__Texto para análise__:
= = =
Proteção de Menores: D. José Ornelas pede que «compensações financeiras» não sejam tributadas pelo Estado

« Isto vem a um encontro de despesas de todo o género, económicas, mas também emocionais e pessoais, e acho que um Estado digno, se passasse por cima disto, para mim seria incrível» – Presidente da CEP

Foto Agência ECCLESIA/PR

Fátima, 11 abr 2026 (Ecclesia) – O presidente da Conferência Episcopal Portuguesa pediu hoje que o Estado não tribute as compensações financeiras dadas às vítimas de abusos sexuais por parte da Igreja católica, afirmando que em causa “não está aumento de património”.

“Eu não quero mal ao Estado. Toda a gente paga impostos, mas as pessoas que já sofreram vir a sobrecarregá-las ainda com um peso fiscal, não. Esta situação também é uma situação extraordinária e isto não é como um totoloto. Isto não aumenta o património das pessoas, isto vem a um encontro de despesas de todo o género, económicas, mas também emocionais e pessoais, e acho que um Estado digno, se passasse por cima disto, para mim seria incrível”, afirmou o responsável aos jornalistas.

D. José Ornelas admite que os pareceres possam não ser “uniformes” mas pede ao Estado que seja “eticamente responsável” e possa “ir ao encontro das vítimas”, e acrescenta que a Igreja está a “tratar do assunto”.

Tributar às vítimas o valor das compensações financeiras, assume, “não me parece uma coisa aceitável”.
= = =
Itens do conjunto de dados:
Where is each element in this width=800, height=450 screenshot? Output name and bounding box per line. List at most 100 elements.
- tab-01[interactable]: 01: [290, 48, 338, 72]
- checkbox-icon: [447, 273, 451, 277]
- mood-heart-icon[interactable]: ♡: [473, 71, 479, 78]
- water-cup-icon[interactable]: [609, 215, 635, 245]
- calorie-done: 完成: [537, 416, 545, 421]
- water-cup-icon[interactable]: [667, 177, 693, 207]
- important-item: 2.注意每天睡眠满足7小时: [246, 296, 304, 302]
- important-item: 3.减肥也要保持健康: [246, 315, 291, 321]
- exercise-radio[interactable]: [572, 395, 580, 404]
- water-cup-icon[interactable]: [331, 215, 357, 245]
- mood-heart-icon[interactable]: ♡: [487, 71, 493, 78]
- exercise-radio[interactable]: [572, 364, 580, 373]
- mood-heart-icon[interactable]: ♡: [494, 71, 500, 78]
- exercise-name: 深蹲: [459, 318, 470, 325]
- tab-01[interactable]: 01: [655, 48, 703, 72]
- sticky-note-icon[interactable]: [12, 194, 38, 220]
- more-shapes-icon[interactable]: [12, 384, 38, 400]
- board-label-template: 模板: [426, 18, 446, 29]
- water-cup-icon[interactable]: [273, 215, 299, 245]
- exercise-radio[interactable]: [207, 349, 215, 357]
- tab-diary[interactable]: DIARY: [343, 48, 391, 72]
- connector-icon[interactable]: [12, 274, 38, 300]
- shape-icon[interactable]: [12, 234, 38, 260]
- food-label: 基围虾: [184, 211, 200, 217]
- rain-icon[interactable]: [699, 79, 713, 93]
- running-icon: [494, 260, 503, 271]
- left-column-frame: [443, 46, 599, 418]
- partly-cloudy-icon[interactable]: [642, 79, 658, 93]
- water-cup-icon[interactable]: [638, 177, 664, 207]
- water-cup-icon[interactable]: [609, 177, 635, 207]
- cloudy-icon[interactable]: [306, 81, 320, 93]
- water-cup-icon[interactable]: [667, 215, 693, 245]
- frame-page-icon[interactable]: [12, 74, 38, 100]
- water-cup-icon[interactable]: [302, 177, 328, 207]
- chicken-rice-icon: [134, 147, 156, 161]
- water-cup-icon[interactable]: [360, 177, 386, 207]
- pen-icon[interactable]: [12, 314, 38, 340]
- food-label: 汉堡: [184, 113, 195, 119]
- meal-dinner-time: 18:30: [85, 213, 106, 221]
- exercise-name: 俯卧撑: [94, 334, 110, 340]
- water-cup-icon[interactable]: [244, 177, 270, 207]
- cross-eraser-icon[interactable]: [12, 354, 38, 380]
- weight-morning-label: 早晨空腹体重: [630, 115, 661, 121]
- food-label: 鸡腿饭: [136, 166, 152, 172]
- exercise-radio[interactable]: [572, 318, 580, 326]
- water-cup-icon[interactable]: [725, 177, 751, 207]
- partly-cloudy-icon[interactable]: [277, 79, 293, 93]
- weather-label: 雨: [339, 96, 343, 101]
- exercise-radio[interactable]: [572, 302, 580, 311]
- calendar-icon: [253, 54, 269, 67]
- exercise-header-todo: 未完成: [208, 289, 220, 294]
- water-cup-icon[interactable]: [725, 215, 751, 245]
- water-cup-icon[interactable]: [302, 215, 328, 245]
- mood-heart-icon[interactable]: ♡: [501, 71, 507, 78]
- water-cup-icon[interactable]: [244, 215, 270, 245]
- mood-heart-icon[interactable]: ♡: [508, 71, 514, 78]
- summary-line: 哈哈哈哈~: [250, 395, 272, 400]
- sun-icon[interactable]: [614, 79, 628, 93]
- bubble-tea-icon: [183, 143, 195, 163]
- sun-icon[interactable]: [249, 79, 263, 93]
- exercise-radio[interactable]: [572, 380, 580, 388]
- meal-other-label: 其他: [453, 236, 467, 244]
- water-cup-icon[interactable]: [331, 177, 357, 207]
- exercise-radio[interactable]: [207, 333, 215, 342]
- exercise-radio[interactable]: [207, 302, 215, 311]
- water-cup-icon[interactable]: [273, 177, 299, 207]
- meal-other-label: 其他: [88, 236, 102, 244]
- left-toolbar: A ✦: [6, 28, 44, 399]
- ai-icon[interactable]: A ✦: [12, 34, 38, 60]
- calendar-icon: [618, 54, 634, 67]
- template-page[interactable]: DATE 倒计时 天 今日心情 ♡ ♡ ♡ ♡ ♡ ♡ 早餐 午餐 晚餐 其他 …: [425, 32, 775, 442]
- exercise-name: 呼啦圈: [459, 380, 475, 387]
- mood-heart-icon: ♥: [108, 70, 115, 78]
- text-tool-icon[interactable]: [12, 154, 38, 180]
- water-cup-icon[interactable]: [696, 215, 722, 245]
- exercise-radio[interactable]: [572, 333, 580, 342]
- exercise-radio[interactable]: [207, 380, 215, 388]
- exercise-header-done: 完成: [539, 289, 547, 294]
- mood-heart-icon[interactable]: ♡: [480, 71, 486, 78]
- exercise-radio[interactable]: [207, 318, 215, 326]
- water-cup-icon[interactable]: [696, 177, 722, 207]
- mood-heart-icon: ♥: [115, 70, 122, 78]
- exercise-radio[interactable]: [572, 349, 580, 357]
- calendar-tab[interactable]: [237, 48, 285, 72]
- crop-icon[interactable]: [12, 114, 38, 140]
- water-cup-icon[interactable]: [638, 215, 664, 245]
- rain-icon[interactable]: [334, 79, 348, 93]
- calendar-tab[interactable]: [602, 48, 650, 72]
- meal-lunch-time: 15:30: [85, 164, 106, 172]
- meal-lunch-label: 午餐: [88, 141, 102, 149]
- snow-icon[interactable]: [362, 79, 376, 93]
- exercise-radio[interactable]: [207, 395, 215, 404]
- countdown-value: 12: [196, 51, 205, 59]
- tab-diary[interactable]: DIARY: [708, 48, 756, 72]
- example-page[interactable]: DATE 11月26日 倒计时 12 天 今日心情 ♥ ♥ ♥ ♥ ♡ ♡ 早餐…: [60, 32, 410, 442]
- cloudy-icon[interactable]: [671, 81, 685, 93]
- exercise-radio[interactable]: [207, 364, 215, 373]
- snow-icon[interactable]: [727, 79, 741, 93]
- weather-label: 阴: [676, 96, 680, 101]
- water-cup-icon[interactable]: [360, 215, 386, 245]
= = =
__Pedido de trabalho 1__:
Na notícia sobre a tributação das compensações às vítimas, quem pediu ao Estado que não tributasse esses valores?
__Pedido de trabalho 2__:
Prossiga a notícia sobre a tributação das compensações às vítimas a partir da última frase apresentada.

__Resultado do exercício 1__:
O presidente da Conferência Episcopal Portuguesa, D. José Ornelas.

__Resultado do exercício 2__:
As Comissões Diocesanas de Proteção de Menores e Adultos Vulneráveis reúnem-se hoje para um dia de formação em torno do tema «Comissão Diocesana: No prevenir e no cuidar», que teve início às 9h30, com a palavra de abertura de D. José Ornelas, presidente da Conferência Episcopal Portuguesa, e de José Souto Moura, juiz Conselheiro jubilado e vogal da equipa de coordenação nacional.

Questionados pelos jornalistas sobre o valor das compensações, o presidente da CEP sublinhou que “tudo o que se desse seria pouco” e que as compensações visam “reconhecer o sofrimento” e “deplorar profundamente o que foi feito”.

A definição do valor das compensações, reconheceu, “não significa nenhuma depreciação do valor do trabalho feito” pelos membros da Comissão de Compensação Financeira.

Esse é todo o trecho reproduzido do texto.